— BEGIN —

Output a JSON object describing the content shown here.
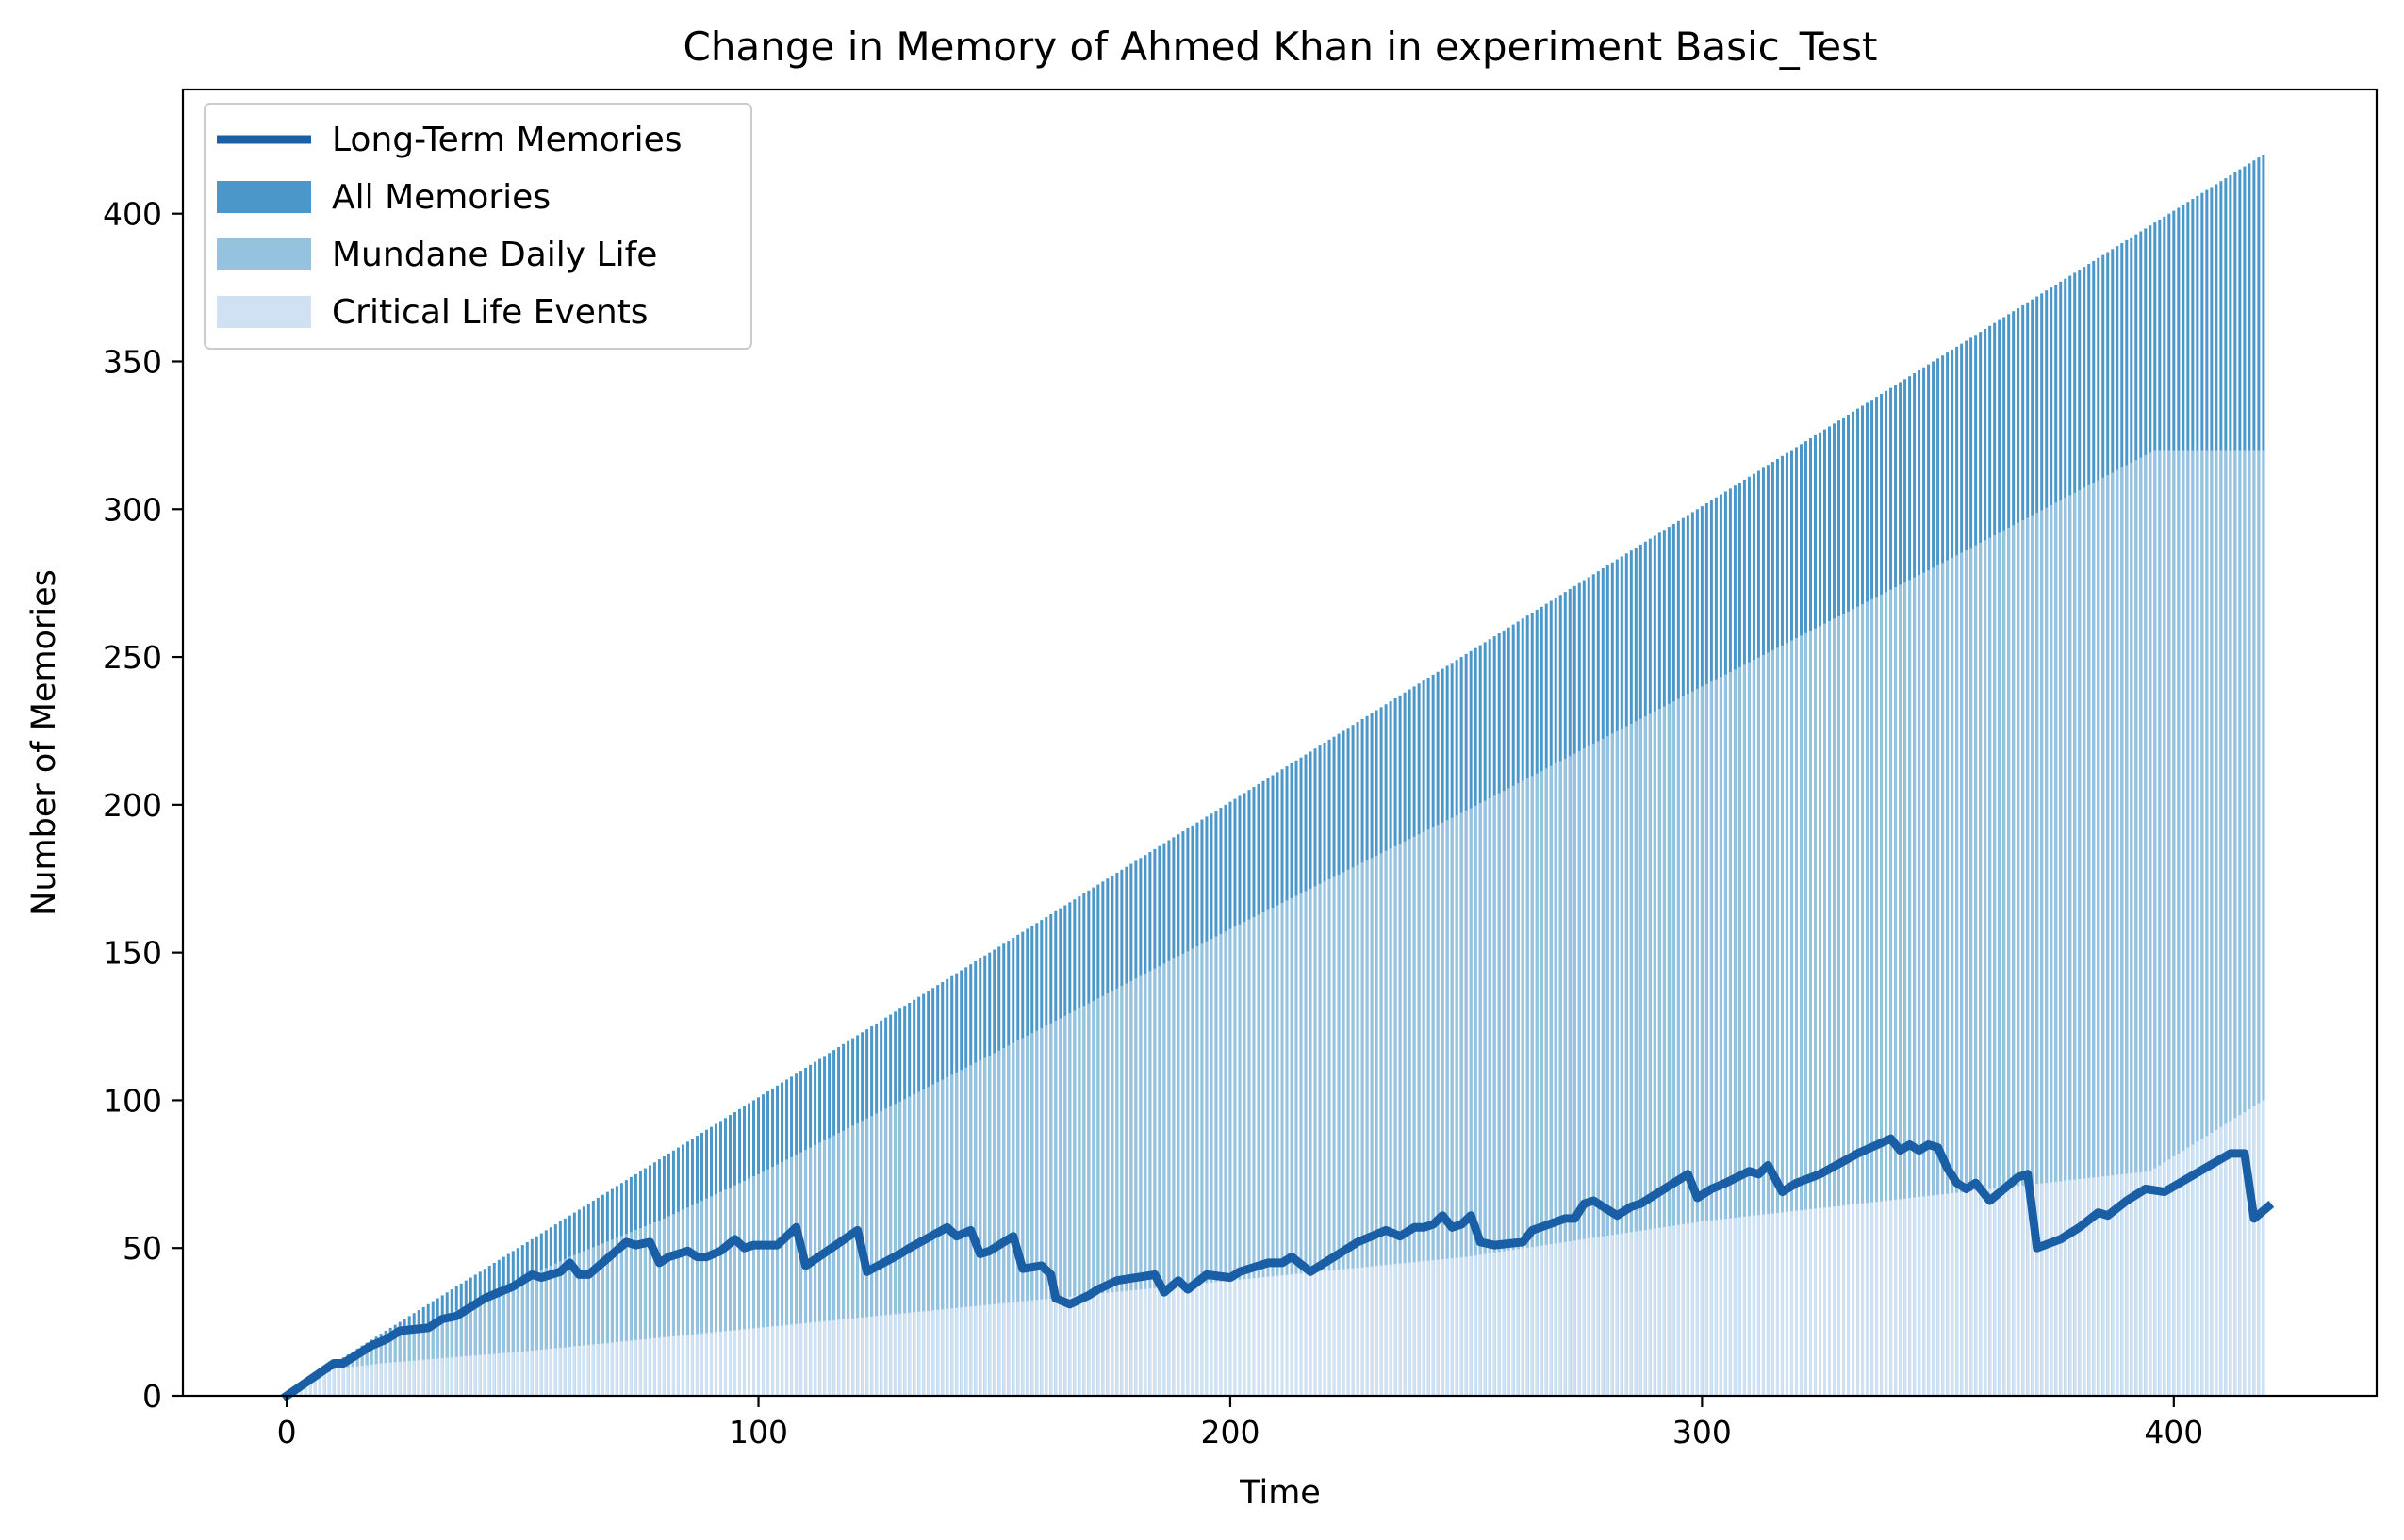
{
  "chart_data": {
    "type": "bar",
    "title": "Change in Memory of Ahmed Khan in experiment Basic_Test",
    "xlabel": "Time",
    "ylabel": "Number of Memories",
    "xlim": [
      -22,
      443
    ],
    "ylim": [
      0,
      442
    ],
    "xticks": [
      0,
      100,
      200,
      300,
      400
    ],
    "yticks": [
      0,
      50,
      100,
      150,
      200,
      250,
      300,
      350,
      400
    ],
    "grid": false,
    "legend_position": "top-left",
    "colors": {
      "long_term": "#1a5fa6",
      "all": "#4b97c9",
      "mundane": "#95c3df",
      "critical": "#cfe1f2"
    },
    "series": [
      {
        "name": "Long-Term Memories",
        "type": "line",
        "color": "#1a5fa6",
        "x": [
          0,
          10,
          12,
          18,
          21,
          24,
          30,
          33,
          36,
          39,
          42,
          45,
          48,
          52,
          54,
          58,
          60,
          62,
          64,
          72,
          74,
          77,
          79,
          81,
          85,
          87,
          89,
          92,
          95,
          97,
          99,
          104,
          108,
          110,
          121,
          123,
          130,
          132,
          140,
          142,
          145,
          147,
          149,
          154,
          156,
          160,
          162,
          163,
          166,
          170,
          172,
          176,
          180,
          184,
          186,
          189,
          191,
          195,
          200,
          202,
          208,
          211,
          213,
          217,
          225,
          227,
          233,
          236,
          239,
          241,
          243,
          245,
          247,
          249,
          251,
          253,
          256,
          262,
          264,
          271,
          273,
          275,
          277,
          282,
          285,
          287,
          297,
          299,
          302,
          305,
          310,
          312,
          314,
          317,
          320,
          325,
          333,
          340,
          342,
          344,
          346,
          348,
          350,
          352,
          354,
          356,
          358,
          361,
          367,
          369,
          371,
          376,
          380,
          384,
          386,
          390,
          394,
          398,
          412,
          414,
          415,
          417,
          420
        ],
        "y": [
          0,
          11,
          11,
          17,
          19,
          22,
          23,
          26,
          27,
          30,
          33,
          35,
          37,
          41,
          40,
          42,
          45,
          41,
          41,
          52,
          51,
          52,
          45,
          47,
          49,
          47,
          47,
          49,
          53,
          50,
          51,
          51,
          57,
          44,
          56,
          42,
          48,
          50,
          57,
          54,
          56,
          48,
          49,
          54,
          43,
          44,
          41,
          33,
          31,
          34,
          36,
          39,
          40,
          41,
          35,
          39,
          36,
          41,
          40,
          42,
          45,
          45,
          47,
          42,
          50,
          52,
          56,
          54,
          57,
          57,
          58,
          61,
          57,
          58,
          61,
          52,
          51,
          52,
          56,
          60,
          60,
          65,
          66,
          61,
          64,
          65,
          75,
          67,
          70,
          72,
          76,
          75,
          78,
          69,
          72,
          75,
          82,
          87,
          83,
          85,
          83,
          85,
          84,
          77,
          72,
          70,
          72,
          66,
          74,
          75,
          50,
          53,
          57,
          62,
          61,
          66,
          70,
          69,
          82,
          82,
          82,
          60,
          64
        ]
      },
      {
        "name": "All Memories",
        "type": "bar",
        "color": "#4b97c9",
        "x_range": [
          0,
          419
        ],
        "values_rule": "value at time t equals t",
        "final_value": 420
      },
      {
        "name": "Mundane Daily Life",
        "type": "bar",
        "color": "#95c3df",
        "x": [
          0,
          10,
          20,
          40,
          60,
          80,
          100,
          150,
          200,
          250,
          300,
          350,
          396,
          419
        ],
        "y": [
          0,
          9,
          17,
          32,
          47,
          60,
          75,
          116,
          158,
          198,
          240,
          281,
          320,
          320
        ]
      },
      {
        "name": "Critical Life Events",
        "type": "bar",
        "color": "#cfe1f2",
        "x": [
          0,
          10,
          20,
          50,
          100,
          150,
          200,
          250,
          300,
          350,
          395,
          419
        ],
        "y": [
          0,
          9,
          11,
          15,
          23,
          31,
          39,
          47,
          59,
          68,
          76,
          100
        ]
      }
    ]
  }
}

— END —

Return every line holding the word "Life" from the records.

Result of the exercise:
        "name": "Mundane Daily Life",
        "name": "Critical Life Events",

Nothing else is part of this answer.